TASK GOAL:
Can you write out the data from the line containing "- x-month-label: IV: [1948, 1033, 1978, 1068]" through the line containing "- y-axis-label: Pohjavesivarasto", swapping "x-month-label" for "month-tick-label" and leaving everything else unchanged?

Element and coordinate data:
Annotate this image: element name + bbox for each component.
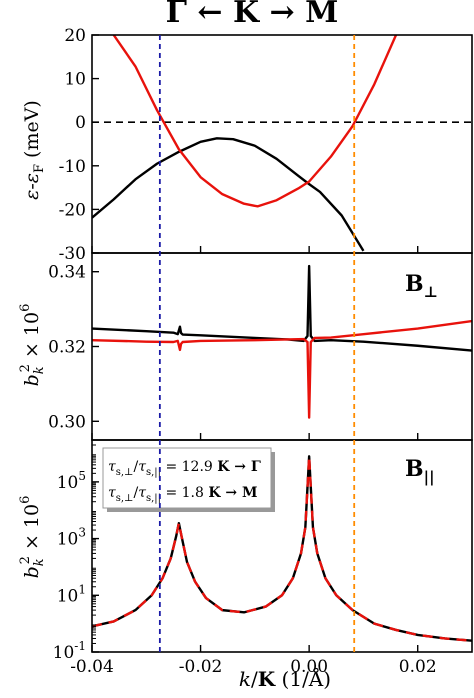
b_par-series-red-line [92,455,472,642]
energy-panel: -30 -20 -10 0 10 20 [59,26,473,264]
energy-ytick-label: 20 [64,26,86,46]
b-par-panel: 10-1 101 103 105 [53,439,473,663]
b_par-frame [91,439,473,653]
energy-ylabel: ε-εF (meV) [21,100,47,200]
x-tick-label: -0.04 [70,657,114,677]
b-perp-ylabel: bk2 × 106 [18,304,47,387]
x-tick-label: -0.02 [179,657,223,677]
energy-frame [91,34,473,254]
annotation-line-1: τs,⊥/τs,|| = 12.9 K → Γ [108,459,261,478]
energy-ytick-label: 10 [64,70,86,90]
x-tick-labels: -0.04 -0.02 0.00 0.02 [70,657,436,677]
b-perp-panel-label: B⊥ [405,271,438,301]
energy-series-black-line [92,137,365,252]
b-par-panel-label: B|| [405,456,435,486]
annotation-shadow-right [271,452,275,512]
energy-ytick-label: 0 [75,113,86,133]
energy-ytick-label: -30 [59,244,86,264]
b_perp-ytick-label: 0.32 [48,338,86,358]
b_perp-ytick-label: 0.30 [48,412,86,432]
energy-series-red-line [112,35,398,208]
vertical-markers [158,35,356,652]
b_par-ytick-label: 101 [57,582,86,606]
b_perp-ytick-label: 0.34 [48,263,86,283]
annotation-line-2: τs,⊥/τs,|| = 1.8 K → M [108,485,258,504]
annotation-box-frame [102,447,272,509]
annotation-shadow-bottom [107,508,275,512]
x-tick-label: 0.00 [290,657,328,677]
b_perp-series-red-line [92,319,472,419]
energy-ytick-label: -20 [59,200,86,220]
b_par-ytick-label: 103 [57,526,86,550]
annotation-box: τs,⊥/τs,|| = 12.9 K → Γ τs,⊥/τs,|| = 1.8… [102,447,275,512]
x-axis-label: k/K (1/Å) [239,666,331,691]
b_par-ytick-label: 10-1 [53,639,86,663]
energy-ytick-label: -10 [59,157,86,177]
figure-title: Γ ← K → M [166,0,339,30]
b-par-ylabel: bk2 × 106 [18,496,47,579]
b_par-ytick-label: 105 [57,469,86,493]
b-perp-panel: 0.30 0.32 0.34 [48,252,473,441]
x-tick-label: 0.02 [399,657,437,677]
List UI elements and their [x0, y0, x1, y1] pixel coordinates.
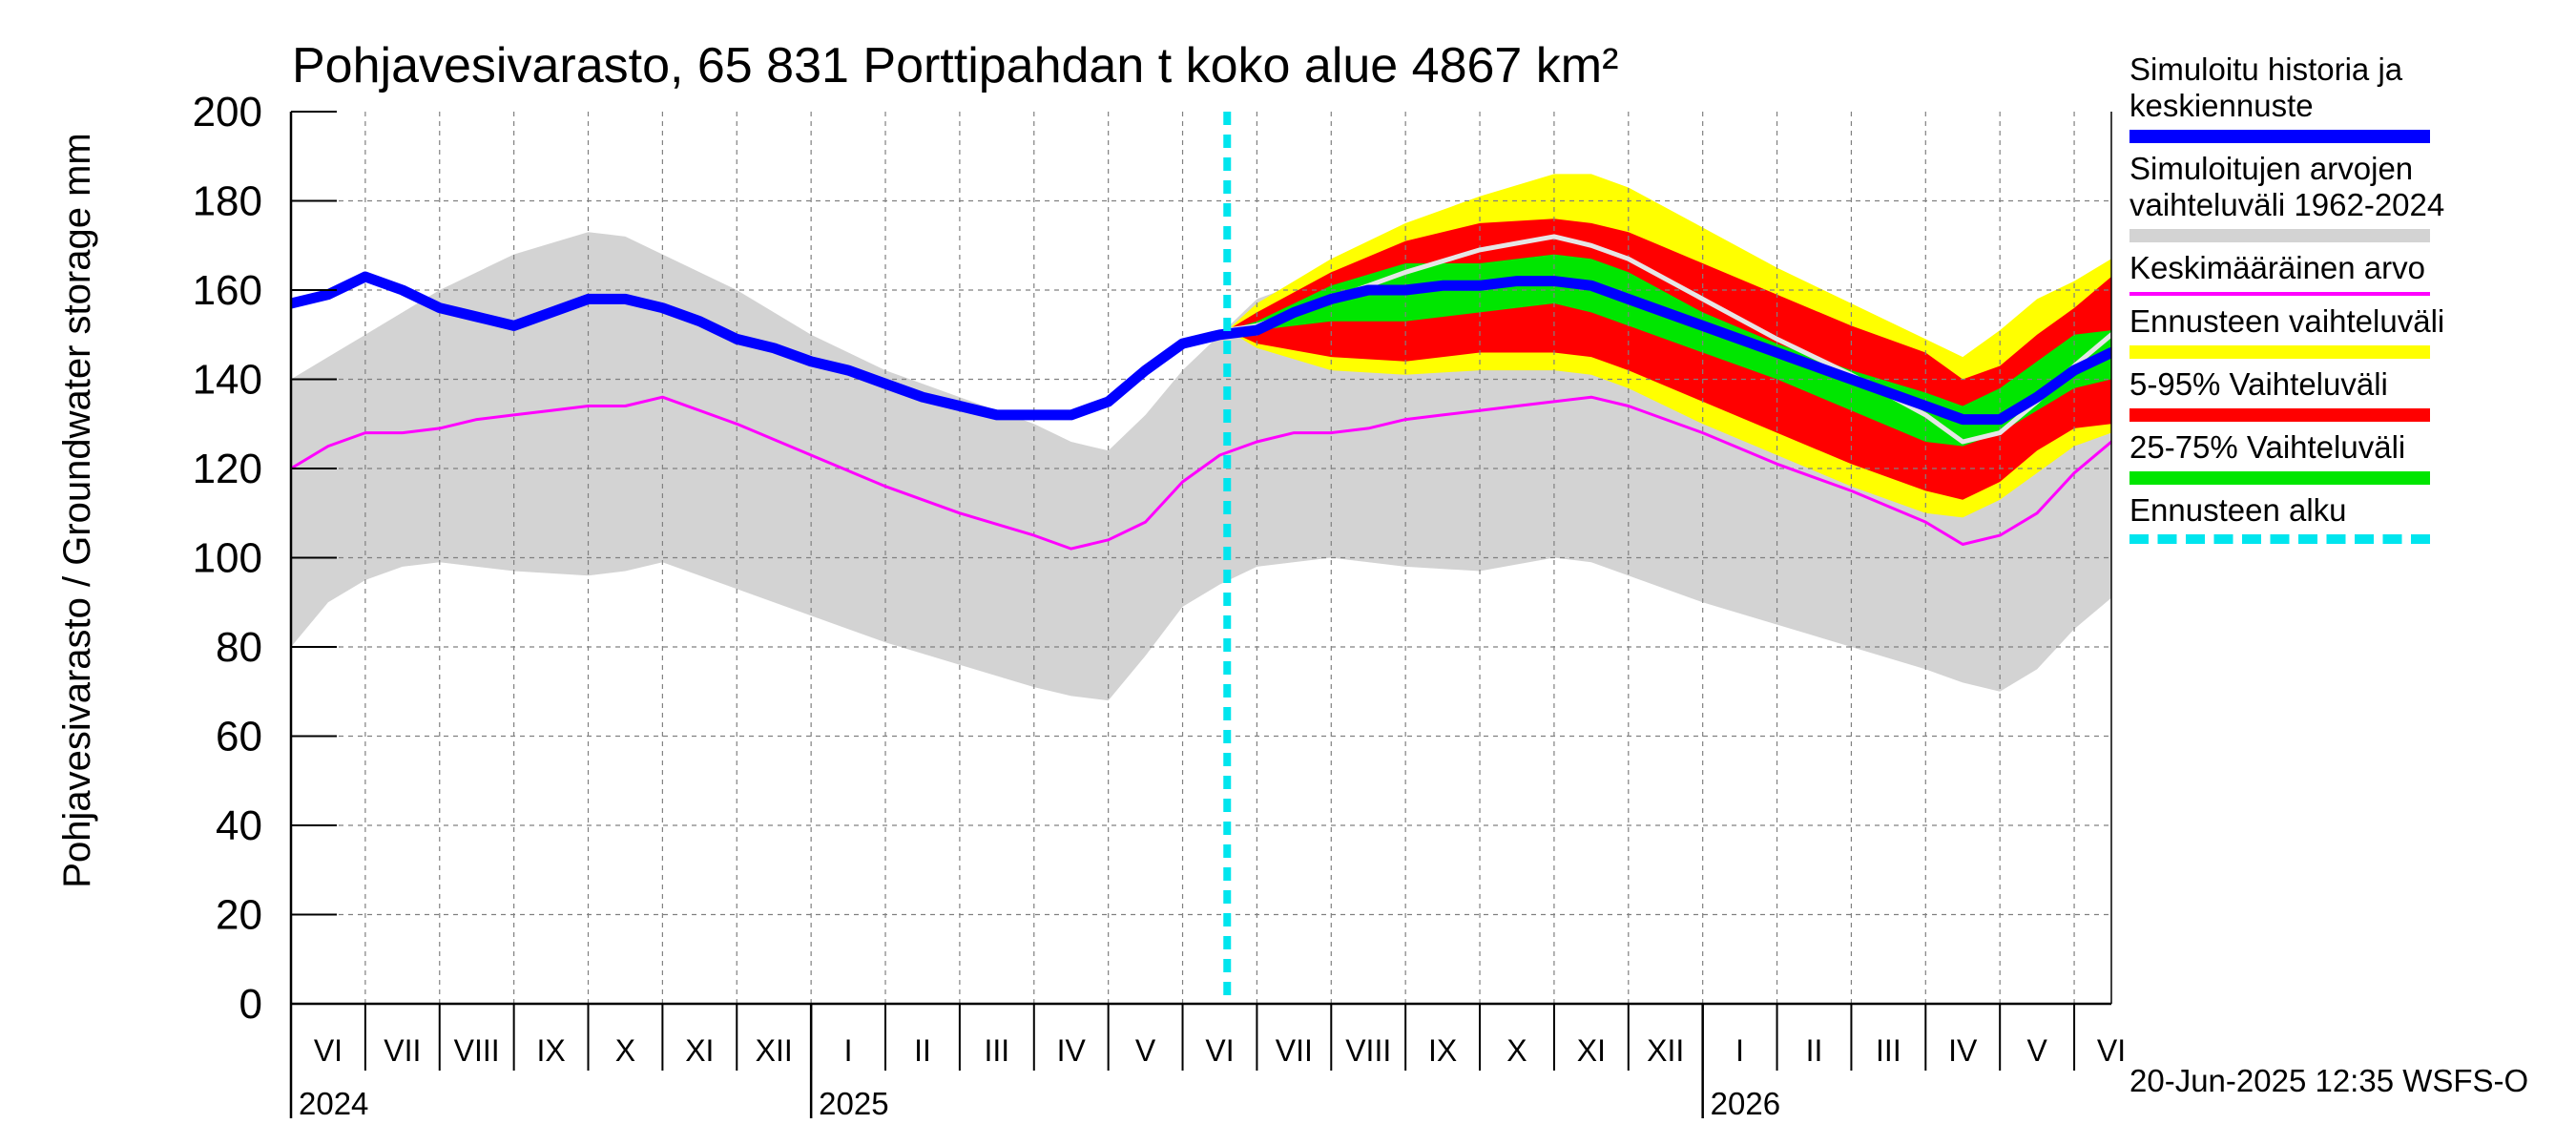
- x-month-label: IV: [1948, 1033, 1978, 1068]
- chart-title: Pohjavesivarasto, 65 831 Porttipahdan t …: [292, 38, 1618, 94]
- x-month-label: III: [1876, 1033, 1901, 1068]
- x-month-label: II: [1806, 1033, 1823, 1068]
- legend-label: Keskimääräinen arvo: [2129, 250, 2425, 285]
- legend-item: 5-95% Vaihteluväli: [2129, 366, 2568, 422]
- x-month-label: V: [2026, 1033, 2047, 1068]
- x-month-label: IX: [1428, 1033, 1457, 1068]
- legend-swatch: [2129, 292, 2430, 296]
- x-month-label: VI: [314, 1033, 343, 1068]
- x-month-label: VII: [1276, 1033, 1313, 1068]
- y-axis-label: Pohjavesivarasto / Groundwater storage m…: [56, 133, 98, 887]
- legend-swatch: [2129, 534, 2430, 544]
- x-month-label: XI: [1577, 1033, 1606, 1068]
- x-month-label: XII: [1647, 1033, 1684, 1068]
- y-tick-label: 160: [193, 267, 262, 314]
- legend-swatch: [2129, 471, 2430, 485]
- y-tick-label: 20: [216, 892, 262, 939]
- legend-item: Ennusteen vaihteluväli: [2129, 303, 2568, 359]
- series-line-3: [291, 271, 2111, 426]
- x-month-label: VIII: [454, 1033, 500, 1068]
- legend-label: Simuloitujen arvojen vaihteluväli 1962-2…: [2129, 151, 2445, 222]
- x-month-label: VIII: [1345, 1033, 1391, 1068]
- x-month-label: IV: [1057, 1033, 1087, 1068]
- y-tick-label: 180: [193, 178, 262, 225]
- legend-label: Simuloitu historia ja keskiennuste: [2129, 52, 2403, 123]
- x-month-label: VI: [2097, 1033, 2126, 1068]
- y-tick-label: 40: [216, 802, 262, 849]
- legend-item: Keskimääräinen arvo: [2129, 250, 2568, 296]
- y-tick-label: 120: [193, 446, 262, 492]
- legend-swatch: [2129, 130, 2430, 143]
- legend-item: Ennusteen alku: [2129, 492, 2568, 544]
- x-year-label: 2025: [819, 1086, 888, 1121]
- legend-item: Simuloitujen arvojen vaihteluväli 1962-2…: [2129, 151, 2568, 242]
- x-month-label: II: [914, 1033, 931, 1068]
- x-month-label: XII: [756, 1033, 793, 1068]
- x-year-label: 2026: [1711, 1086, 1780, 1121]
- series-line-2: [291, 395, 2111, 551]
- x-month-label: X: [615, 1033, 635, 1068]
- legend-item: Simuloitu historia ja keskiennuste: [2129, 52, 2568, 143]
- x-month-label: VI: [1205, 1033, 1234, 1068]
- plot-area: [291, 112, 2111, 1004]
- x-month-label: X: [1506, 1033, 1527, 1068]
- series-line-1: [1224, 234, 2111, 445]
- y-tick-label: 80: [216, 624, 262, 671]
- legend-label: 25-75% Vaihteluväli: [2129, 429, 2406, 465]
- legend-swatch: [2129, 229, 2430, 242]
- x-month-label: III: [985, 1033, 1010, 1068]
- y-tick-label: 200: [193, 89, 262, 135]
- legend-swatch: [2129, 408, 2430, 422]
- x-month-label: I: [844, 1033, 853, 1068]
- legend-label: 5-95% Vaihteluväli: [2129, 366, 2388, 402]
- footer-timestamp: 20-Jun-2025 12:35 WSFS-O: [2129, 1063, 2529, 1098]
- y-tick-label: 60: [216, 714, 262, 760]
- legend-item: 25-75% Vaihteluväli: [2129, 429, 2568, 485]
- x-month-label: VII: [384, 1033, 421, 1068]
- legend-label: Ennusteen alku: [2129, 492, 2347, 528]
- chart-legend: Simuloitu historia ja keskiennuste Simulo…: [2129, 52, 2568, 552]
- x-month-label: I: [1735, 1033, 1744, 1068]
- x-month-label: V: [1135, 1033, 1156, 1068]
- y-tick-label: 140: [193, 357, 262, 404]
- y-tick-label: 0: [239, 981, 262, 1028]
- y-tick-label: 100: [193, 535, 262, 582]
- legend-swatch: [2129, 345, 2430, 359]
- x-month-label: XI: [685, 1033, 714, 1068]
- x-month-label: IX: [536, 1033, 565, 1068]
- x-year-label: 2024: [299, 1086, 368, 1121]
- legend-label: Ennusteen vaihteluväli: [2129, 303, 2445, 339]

* * *

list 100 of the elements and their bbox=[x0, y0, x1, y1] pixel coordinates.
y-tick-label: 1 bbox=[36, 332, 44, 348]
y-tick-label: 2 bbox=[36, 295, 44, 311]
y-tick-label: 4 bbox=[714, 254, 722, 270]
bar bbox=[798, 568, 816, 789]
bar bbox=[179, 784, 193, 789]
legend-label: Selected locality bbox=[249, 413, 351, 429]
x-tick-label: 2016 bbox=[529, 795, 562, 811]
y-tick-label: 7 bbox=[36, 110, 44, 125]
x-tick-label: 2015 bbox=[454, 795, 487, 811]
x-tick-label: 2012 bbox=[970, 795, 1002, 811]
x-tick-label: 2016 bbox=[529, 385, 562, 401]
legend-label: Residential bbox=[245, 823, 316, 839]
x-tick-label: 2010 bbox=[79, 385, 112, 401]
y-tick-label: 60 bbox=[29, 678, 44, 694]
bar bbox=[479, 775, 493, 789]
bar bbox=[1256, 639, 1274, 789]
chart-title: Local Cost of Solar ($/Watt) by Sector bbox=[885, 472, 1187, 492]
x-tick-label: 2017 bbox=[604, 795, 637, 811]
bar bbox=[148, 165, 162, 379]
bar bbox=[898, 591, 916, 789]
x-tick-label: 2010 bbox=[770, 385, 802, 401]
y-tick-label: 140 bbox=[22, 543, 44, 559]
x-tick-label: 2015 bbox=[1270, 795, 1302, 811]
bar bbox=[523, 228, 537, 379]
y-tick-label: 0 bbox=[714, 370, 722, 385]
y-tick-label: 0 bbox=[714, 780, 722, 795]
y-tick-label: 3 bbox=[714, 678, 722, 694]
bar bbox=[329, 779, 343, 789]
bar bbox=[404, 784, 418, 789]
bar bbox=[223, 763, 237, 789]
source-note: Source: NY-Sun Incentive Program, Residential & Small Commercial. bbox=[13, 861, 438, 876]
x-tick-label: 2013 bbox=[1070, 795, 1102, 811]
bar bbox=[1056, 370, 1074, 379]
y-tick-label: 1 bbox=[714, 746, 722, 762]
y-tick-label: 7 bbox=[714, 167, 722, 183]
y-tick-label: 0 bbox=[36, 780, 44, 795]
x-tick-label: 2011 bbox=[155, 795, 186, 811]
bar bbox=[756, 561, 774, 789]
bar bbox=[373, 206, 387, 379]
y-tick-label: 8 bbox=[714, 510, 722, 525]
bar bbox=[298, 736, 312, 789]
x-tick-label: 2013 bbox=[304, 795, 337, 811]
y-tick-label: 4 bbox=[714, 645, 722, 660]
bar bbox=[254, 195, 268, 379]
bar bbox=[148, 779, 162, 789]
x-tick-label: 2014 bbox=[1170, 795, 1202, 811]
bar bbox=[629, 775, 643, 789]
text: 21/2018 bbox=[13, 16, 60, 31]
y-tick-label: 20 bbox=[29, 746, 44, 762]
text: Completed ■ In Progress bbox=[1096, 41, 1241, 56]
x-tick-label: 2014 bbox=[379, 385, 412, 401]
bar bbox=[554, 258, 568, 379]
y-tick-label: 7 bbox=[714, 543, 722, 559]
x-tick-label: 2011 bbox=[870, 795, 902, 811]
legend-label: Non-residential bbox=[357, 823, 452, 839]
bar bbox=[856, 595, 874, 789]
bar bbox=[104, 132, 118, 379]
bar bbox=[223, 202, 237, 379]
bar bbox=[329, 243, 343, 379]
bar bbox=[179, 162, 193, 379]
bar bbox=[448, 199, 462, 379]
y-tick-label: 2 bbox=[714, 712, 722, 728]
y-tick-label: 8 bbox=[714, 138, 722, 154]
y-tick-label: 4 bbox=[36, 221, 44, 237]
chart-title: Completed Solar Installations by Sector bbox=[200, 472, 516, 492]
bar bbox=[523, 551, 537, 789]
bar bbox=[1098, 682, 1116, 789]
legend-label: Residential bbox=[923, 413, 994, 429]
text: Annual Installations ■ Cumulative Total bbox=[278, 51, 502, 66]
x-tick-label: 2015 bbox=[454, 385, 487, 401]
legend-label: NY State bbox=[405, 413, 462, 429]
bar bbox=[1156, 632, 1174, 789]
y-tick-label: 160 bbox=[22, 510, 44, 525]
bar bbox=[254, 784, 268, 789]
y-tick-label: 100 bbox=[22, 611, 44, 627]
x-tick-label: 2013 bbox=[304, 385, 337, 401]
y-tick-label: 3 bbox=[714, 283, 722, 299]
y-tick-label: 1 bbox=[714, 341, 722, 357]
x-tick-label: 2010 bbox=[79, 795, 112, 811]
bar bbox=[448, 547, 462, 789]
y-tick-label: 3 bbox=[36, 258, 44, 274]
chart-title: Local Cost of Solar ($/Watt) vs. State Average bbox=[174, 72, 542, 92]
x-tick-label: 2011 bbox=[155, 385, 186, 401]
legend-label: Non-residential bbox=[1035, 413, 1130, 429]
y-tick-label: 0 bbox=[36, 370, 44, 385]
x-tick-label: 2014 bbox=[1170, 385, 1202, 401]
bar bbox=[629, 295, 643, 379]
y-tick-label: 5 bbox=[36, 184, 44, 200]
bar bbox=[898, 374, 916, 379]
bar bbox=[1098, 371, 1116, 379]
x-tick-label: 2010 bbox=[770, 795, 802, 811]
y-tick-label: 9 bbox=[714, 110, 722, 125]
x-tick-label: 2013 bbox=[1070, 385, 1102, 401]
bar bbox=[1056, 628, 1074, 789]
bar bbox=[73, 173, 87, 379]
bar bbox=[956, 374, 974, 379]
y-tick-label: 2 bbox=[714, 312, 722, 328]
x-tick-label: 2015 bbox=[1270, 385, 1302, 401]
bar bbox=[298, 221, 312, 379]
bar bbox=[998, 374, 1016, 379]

RESPONSE TO THIS TASK:
- month-tick-label: IV: [1948, 1033, 1978, 1068]
- chart-title: Pohjavesivarasto, 65 831 Porttipahdan t …: [292, 38, 1618, 94]
- month-tick-label: III: [1876, 1033, 1901, 1068]
- month-tick-label: II: [1806, 1033, 1823, 1068]
- legend-label: Keskimääräinen arvo: [2129, 250, 2425, 285]
- legend-item: 5-95% Vaihteluväli: [2129, 366, 2568, 422]
- month-tick-label: V: [2026, 1033, 2047, 1068]
- month-tick-label: IX: [1428, 1033, 1457, 1068]
- legend-swatch: [2129, 292, 2430, 296]
- month-tick-label: VI: [314, 1033, 343, 1068]
- month-tick-label: VII: [1276, 1033, 1313, 1068]
- y-axis-label: Pohjavesivarasto / Groundwater storage m…: [56, 133, 98, 887]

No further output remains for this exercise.